Task objective:
Look for the string "source" in the lines and copy each line that has it.

Stored rows:
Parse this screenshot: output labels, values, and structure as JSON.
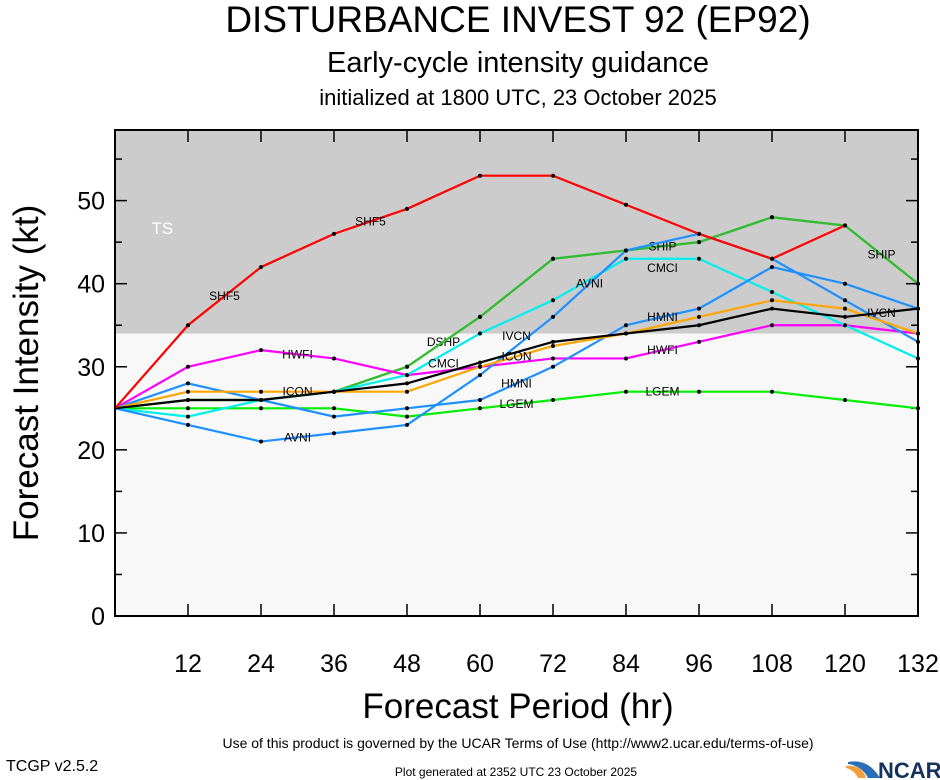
{
  "chart_data": {
    "type": "line",
    "title": "DISTURBANCE INVEST 92 (EP92)",
    "subtitle": "Early-cycle intensity guidance",
    "subtitle2": "initialized at 1800 UTC, 23 October 2025",
    "xlabel": "Forecast Period (hr)",
    "ylabel": "Forecast Intensity (kt)",
    "xlim": [
      0,
      132
    ],
    "ylim": [
      0,
      58.5
    ],
    "xticks": [
      12,
      24,
      36,
      48,
      60,
      72,
      84,
      96,
      108,
      120,
      132
    ],
    "yticks": [
      0,
      10,
      20,
      30,
      40,
      50
    ],
    "band": {
      "label": "TS",
      "from": 34,
      "color": "#cccccc"
    },
    "grid": false,
    "x": [
      0,
      12,
      24,
      36,
      48,
      60,
      72,
      84,
      96,
      108,
      120,
      132
    ],
    "series": [
      {
        "name": "LGEM",
        "color": "#00ee00",
        "values": [
          25,
          25,
          25,
          25,
          24,
          25,
          26,
          27,
          27,
          27,
          26,
          25
        ]
      },
      {
        "name": "DSHP",
        "color": "#33bb33",
        "values": [
          25,
          26,
          26,
          27,
          30,
          36,
          43,
          44,
          45,
          48,
          47,
          40
        ]
      },
      {
        "name": "SHIP",
        "color": "#33bb33",
        "values": [
          25,
          26,
          26,
          27,
          30,
          36,
          43,
          44,
          45,
          48,
          47,
          40
        ]
      },
      {
        "name": "HWFI",
        "color": "#ff00ff",
        "values": [
          25,
          30,
          32,
          31,
          29,
          30,
          31,
          31,
          33,
          35,
          35,
          34
        ]
      },
      {
        "name": "CMCI",
        "color": "#00eeee",
        "values": [
          25,
          24,
          26,
          27,
          29,
          34,
          38,
          43,
          43,
          39,
          35,
          31
        ]
      },
      {
        "name": "HMNI",
        "color": "#1e90ff",
        "values": [
          25,
          28,
          26,
          24,
          25,
          26,
          30,
          35,
          37,
          42,
          40,
          37
        ]
      },
      {
        "name": "AVNI",
        "color": "#1e90ff",
        "values": [
          25,
          23,
          21,
          22,
          23,
          29,
          36,
          44,
          46,
          43,
          38,
          33
        ]
      },
      {
        "name": "ICON",
        "color": "#ffa500",
        "values": [
          25,
          27,
          27,
          27,
          27,
          30,
          32.5,
          34,
          36,
          38,
          37,
          34
        ]
      },
      {
        "name": "IVCN",
        "color": "#000000",
        "values": [
          25,
          26,
          26,
          27,
          28,
          30.5,
          33,
          34,
          35,
          37,
          36,
          37
        ]
      },
      {
        "name": "SHF5",
        "color": "#ff0000",
        "values": [
          25,
          35,
          42,
          46,
          49,
          53,
          53,
          49.5,
          46,
          43,
          47,
          null
        ]
      }
    ]
  },
  "footer": {
    "terms": "Use of this product is governed by the UCAR Terms of Use (http://www2.ucar.edu/terms-of-use)",
    "version": "TCGP v2.5.2",
    "generated": "Plot generated at 2352 UTC   23 October 2025",
    "logo": "NCAR"
  }
}
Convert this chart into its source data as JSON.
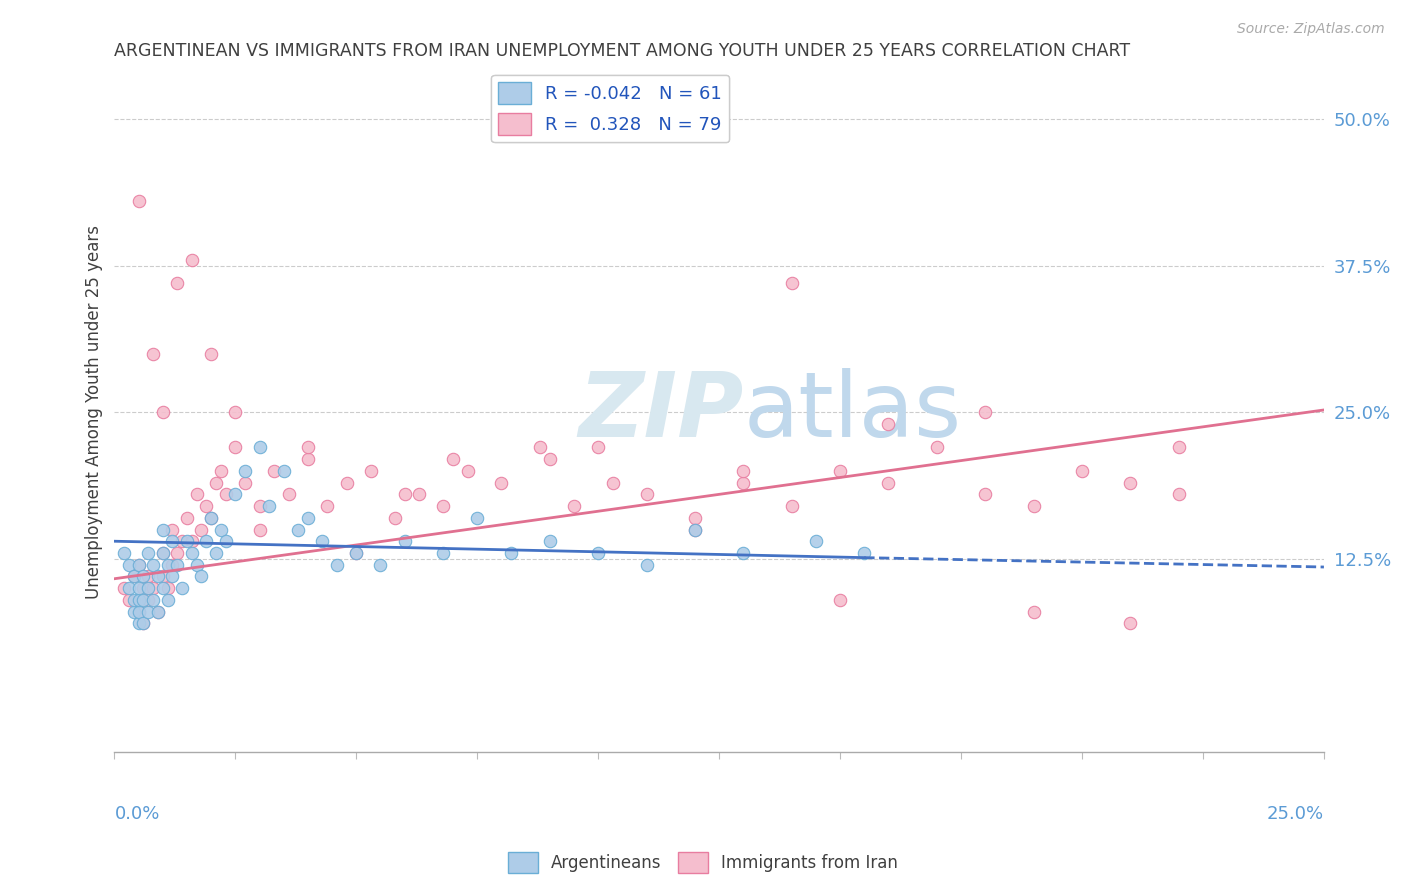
{
  "title": "ARGENTINEAN VS IMMIGRANTS FROM IRAN UNEMPLOYMENT AMONG YOUTH UNDER 25 YEARS CORRELATION CHART",
  "source": "Source: ZipAtlas.com",
  "ylabel": "Unemployment Among Youth under 25 years",
  "xlim": [
    0.0,
    0.25
  ],
  "ylim": [
    -0.04,
    0.54
  ],
  "blue_color": "#aecce8",
  "pink_color": "#f5bece",
  "blue_edge_color": "#6aaed6",
  "pink_edge_color": "#e87da0",
  "blue_line_color": "#4472c4",
  "pink_line_color": "#e07090",
  "title_color": "#404040",
  "axis_label_color": "#5b9bd5",
  "watermark_color": "#d8e8f0",
  "R_argentinean": -0.042,
  "N_argentinean": 61,
  "R_iran": 0.328,
  "N_iran": 79,
  "trend_blue_x0": 0.0,
  "trend_blue_x1": 0.155,
  "trend_blue_y0": 0.14,
  "trend_blue_y1": 0.126,
  "trend_blue_dash_x0": 0.155,
  "trend_blue_dash_x1": 0.25,
  "trend_blue_dash_y0": 0.126,
  "trend_blue_dash_y1": 0.118,
  "trend_pink_x0": 0.0,
  "trend_pink_x1": 0.25,
  "trend_pink_y0": 0.108,
  "trend_pink_y1": 0.252,
  "argentineans_x": [
    0.002,
    0.003,
    0.003,
    0.004,
    0.004,
    0.004,
    0.005,
    0.005,
    0.005,
    0.005,
    0.005,
    0.006,
    0.006,
    0.006,
    0.007,
    0.007,
    0.007,
    0.008,
    0.008,
    0.009,
    0.009,
    0.01,
    0.01,
    0.01,
    0.011,
    0.011,
    0.012,
    0.012,
    0.013,
    0.014,
    0.015,
    0.016,
    0.017,
    0.018,
    0.019,
    0.02,
    0.021,
    0.022,
    0.023,
    0.025,
    0.027,
    0.03,
    0.032,
    0.035,
    0.038,
    0.04,
    0.043,
    0.046,
    0.05,
    0.055,
    0.06,
    0.068,
    0.075,
    0.082,
    0.09,
    0.1,
    0.11,
    0.12,
    0.13,
    0.145,
    0.155
  ],
  "argentineans_y": [
    0.13,
    0.1,
    0.12,
    0.08,
    0.09,
    0.11,
    0.07,
    0.08,
    0.09,
    0.1,
    0.12,
    0.07,
    0.09,
    0.11,
    0.08,
    0.1,
    0.13,
    0.09,
    0.12,
    0.08,
    0.11,
    0.1,
    0.13,
    0.15,
    0.09,
    0.12,
    0.11,
    0.14,
    0.12,
    0.1,
    0.14,
    0.13,
    0.12,
    0.11,
    0.14,
    0.16,
    0.13,
    0.15,
    0.14,
    0.18,
    0.2,
    0.22,
    0.17,
    0.2,
    0.15,
    0.16,
    0.14,
    0.12,
    0.13,
    0.12,
    0.14,
    0.13,
    0.16,
    0.13,
    0.14,
    0.13,
    0.12,
    0.15,
    0.13,
    0.14,
    0.13
  ],
  "iran_x": [
    0.002,
    0.003,
    0.004,
    0.005,
    0.005,
    0.006,
    0.006,
    0.007,
    0.007,
    0.008,
    0.009,
    0.01,
    0.01,
    0.011,
    0.012,
    0.012,
    0.013,
    0.014,
    0.015,
    0.016,
    0.017,
    0.018,
    0.019,
    0.02,
    0.021,
    0.022,
    0.023,
    0.025,
    0.027,
    0.03,
    0.033,
    0.036,
    0.04,
    0.044,
    0.048,
    0.053,
    0.058,
    0.063,
    0.068,
    0.073,
    0.08,
    0.088,
    0.095,
    0.103,
    0.11,
    0.12,
    0.13,
    0.14,
    0.15,
    0.16,
    0.17,
    0.18,
    0.19,
    0.2,
    0.21,
    0.22,
    0.03,
    0.06,
    0.09,
    0.12,
    0.15,
    0.18,
    0.005,
    0.008,
    0.01,
    0.013,
    0.016,
    0.02,
    0.025,
    0.04,
    0.07,
    0.1,
    0.13,
    0.16,
    0.19,
    0.22,
    0.05,
    0.14,
    0.21
  ],
  "iran_y": [
    0.1,
    0.09,
    0.11,
    0.08,
    0.12,
    0.07,
    0.1,
    0.09,
    0.11,
    0.1,
    0.08,
    0.11,
    0.13,
    0.1,
    0.12,
    0.15,
    0.13,
    0.14,
    0.16,
    0.14,
    0.18,
    0.15,
    0.17,
    0.16,
    0.19,
    0.2,
    0.18,
    0.22,
    0.19,
    0.17,
    0.2,
    0.18,
    0.21,
    0.17,
    0.19,
    0.2,
    0.16,
    0.18,
    0.17,
    0.2,
    0.19,
    0.22,
    0.17,
    0.19,
    0.18,
    0.16,
    0.19,
    0.17,
    0.2,
    0.19,
    0.22,
    0.18,
    0.17,
    0.2,
    0.19,
    0.22,
    0.15,
    0.18,
    0.21,
    0.15,
    0.09,
    0.25,
    0.43,
    0.3,
    0.25,
    0.36,
    0.38,
    0.3,
    0.25,
    0.22,
    0.21,
    0.22,
    0.2,
    0.24,
    0.08,
    0.18,
    0.13,
    0.36,
    0.07
  ]
}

Task result:
Convert this chart into its source data as JSON.
  "source": "Source: ZipAtlas.com",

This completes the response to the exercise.